■ Work order ■
Can you print the passage of the court opinion that begins at the words "I conclude, therefore, that" and stops after "must be denied."?

■ Text ■
####
The Government’s interest in securing the documents in question apparently is to establish the fact of defendant’s size. On April 30, 1962, when plaintiff secured the order to produce, § 9(a) of 13 U.S.C.A. prohibited the use of census information given to the Department of Commerce for any purpose other than statistical, and its disclosure to any one other than sworn officers and employees of the Department. This section was interpreted by the Supreme Court in St. Regis Paper Co. v. United States, 368 U.S. 208, 82 S.Ct. 289, 7 L.Ed.2d 240 (1961) wherein the Court, recognizing that no one other than sworn officers and employees had a right to examine the reports filed, nevertheless held that copies of census reports not held by the Census Bureau may be secured by legal process. The Court stated, at p. 218, 82 S.Ct. at p. 295: “We fully realize the importance to the public of the submission of free and full reports to the Census Bureau, but we cannot rewrite the Census Act. It does not require petitioner to keep a copy of its report nor does it grant copies of the report not in the hands of the Census Bureau an immunity from legal process. Ours is the duty to avoid a construction that would suppress otherwise competent evidence unless the statute, strictly construed, requires such a result.-. That this statute does not do.” It seems clear that the order to produce, when entered, was in conformity with the opinion enunciated in St. Regis. It is equally clear that the order was enforcible until October of 1962, when Section 9(a) of the Act was amended by adding thereto a provision that no representative of the Government, except the Secretary of Commerce, in carrying out his duties under the Act, shall require, for any reason, copies of census reports which have been retained by a person or corporation which has made the report. (Emphasis supplied.) Assuming that B-D *892could have obtained copies of its census reports within the time directed by this Court’s order, and recognizing that B-D failed to do so, the question which confronts me is whether, upon the application of counsel for the Government in this antitrust action, made not only after B-D became in default under the order, but also after the taking effect of the amendment to the Act, I should require B-D to procure from the Bureau of the Census and turn over to the counsel for the Government a copy or copies of B-D’s census reports.

It is my view that if we construe the amendment to the Act as prospective in operation, it nevertheless effectively precludes the enforcement of this Court’s order insofar as it directed B-D to turn over copies of its census reports to counsel for the Government. The Act refers to reports which HAVE been made and ARE in the possession of the Secretary, and it expressly forbids the compulsion by any judicial process of disclosure of the contents of the reports. The order of this Court is a form of judicial process. This Court was created by Act of Congress. Its jurisdiction is prescribed and limited by Act of Congress, and in my opinion, Congress has the power to modify and limit the jurisdiction of this Court, even to the extent suggested by my interpretation of the amendment to the Act.

Furthermore, the amendment provides that “copies of census reports * * * shall not, without the consent of the individual or establishment concerned, be admitte(d as evidence or used for any purpose in any action, suit, or other judicial or administrative proceeding.” (Emphasis supplied.) Clearly, if received now, any contemplated use of the documents by plaintiff would be precluded by the above quoted sentence, and such foreclosure by the amendment could not conceivably be considered to be a retrospective application. Therefore, it makes little sense to enforce compliance with an order where any possible use to which the documents were susceptible has been precluded by Congress. It is true that discovery is not limited to matters which may be evidentiary. However, even considering the breadth of the scope of discovery under the Federal Rules, this Court cannot envision any other possible advantage to be gained from the use of the documents referred to.

I conclude, therefore, that the motion of the Government to compel B-D to comply with this Court’s order, or in the alternative to impose a penalty upon B-D, must be denied.

An order in accordance with this opinion may be submitted.
####
■ Document structure recognition data ■
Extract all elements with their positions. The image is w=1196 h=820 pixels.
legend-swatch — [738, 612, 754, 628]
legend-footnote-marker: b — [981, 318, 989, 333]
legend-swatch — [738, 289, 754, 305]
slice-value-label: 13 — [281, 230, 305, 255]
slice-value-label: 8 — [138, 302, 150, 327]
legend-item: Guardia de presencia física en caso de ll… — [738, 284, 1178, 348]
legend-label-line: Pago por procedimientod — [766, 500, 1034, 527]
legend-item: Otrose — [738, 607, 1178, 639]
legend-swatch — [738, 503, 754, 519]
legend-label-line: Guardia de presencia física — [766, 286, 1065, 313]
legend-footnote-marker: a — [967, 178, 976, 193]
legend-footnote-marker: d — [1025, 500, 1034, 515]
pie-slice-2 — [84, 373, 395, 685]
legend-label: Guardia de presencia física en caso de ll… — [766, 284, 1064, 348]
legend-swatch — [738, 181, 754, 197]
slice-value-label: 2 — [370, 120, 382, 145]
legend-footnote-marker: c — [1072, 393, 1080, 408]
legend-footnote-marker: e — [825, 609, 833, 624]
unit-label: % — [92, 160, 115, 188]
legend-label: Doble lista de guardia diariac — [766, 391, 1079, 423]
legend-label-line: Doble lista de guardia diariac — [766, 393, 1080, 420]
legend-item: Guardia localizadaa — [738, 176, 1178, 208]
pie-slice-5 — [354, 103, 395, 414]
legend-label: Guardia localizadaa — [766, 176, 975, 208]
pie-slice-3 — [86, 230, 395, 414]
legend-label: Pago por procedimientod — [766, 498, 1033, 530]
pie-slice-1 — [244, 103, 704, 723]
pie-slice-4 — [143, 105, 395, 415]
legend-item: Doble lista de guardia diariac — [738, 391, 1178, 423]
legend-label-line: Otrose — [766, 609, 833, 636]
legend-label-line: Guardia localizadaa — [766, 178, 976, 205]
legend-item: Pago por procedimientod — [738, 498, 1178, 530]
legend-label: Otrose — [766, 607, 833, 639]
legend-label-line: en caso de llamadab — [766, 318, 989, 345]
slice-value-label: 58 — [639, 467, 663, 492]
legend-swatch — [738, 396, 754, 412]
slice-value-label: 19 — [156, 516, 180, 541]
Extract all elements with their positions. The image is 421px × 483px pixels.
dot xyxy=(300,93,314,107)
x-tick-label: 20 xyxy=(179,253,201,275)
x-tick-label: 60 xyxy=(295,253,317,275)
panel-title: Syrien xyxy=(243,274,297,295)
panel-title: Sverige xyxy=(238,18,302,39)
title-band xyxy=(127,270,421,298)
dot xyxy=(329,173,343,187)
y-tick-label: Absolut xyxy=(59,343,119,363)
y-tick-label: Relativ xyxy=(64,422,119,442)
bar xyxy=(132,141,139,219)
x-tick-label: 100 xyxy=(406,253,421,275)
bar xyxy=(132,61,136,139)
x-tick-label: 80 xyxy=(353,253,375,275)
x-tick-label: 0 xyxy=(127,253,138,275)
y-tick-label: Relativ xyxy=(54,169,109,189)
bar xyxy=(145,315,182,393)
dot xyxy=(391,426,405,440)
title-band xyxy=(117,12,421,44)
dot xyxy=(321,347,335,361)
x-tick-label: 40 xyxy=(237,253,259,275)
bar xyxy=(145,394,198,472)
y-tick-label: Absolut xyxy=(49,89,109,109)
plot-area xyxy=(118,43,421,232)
####
■ Solution to the exercise ■
I conclude, therefore, that the motion of the Government to compel B-D to comply with this Court’s order, or in the alternative to impose a penalty upon B-D, must be denied.